### Directive
Count every line that includes the string "color" in the entries that follow. Nothing besides the number is needed.

Structured figure records

==*==

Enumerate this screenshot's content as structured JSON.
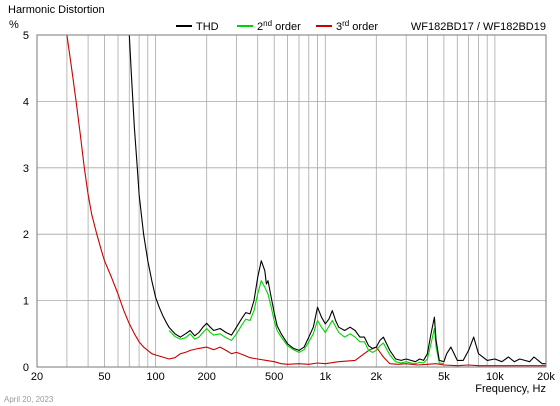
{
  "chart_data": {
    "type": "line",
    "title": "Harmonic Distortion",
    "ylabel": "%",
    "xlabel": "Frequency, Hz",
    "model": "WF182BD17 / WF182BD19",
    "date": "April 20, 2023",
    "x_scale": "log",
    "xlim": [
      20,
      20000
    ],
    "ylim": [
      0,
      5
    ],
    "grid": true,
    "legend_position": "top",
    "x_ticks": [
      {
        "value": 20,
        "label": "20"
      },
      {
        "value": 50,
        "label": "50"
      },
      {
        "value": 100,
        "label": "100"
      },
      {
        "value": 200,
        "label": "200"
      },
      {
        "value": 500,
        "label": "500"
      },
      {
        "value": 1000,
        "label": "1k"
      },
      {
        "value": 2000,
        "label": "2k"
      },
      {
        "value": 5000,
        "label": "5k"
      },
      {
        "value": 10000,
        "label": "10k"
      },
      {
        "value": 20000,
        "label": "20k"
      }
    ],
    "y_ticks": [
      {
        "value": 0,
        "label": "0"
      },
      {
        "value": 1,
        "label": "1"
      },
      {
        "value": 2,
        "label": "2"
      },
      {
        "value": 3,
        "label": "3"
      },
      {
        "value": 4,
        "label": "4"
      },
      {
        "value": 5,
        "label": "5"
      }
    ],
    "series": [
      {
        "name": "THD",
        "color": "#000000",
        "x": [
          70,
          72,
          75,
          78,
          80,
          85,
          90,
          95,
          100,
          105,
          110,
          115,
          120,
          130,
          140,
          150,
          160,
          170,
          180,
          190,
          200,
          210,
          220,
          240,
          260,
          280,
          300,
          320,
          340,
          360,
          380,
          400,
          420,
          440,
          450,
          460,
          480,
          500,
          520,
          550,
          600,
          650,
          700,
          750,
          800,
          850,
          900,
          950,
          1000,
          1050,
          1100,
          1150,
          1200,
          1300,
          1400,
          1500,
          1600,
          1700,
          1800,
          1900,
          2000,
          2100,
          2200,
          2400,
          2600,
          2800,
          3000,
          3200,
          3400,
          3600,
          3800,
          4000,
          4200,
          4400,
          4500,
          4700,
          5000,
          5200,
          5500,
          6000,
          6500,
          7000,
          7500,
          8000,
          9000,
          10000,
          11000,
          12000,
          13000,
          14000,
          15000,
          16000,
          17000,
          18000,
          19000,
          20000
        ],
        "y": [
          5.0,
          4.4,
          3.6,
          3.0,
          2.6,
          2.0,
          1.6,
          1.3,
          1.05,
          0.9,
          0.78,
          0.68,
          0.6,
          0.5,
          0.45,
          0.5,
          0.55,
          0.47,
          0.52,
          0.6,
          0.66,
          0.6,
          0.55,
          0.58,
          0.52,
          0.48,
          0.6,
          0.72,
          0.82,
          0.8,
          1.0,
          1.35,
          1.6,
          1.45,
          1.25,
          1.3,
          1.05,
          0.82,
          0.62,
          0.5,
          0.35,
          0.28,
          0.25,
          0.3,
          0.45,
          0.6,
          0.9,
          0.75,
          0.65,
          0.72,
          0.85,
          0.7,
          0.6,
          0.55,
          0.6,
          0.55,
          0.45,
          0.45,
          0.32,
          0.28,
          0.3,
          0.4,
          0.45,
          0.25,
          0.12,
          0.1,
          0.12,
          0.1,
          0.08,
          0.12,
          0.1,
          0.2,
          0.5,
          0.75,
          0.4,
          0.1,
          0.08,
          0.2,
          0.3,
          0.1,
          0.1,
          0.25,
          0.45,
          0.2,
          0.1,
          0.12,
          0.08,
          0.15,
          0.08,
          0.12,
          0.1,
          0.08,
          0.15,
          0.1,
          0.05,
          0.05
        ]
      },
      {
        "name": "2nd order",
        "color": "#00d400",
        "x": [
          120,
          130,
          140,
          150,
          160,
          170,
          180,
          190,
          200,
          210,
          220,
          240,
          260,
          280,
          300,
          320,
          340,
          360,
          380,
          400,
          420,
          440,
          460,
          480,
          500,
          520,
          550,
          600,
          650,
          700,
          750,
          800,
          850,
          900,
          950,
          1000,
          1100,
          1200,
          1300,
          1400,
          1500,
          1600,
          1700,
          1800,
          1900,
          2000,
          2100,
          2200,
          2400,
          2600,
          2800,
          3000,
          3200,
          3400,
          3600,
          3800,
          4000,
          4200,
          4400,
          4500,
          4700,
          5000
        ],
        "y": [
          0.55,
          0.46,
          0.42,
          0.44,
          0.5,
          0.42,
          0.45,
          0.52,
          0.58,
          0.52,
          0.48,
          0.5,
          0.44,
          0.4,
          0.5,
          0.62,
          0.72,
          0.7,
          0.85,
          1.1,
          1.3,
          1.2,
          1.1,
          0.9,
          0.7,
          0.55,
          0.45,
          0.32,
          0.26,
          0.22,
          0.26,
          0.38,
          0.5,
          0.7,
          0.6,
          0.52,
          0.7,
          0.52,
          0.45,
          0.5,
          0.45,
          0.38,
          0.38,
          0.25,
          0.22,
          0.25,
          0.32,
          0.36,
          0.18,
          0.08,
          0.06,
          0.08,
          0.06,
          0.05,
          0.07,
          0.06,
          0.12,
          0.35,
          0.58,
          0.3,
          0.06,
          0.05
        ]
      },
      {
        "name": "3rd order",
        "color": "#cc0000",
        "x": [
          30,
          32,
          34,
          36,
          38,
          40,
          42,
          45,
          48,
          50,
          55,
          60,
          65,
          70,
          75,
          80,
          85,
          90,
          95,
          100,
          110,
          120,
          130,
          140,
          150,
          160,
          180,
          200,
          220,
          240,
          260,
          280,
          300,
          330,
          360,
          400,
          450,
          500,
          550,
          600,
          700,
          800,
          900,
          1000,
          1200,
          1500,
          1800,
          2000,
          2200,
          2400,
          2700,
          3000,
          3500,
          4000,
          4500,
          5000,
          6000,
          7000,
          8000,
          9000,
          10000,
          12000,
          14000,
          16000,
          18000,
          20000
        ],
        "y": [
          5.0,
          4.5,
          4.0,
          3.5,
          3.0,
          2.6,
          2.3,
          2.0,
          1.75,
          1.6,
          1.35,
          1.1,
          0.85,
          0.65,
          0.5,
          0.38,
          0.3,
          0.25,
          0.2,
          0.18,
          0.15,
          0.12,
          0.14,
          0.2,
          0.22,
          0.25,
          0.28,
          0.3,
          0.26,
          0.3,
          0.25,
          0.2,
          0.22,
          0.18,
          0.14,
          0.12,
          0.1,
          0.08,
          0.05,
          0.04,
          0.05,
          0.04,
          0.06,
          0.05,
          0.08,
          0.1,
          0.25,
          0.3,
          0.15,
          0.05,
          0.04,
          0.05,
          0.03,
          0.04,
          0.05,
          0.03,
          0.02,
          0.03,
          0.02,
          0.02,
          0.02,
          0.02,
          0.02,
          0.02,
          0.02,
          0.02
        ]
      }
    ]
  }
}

==*==

### Result
3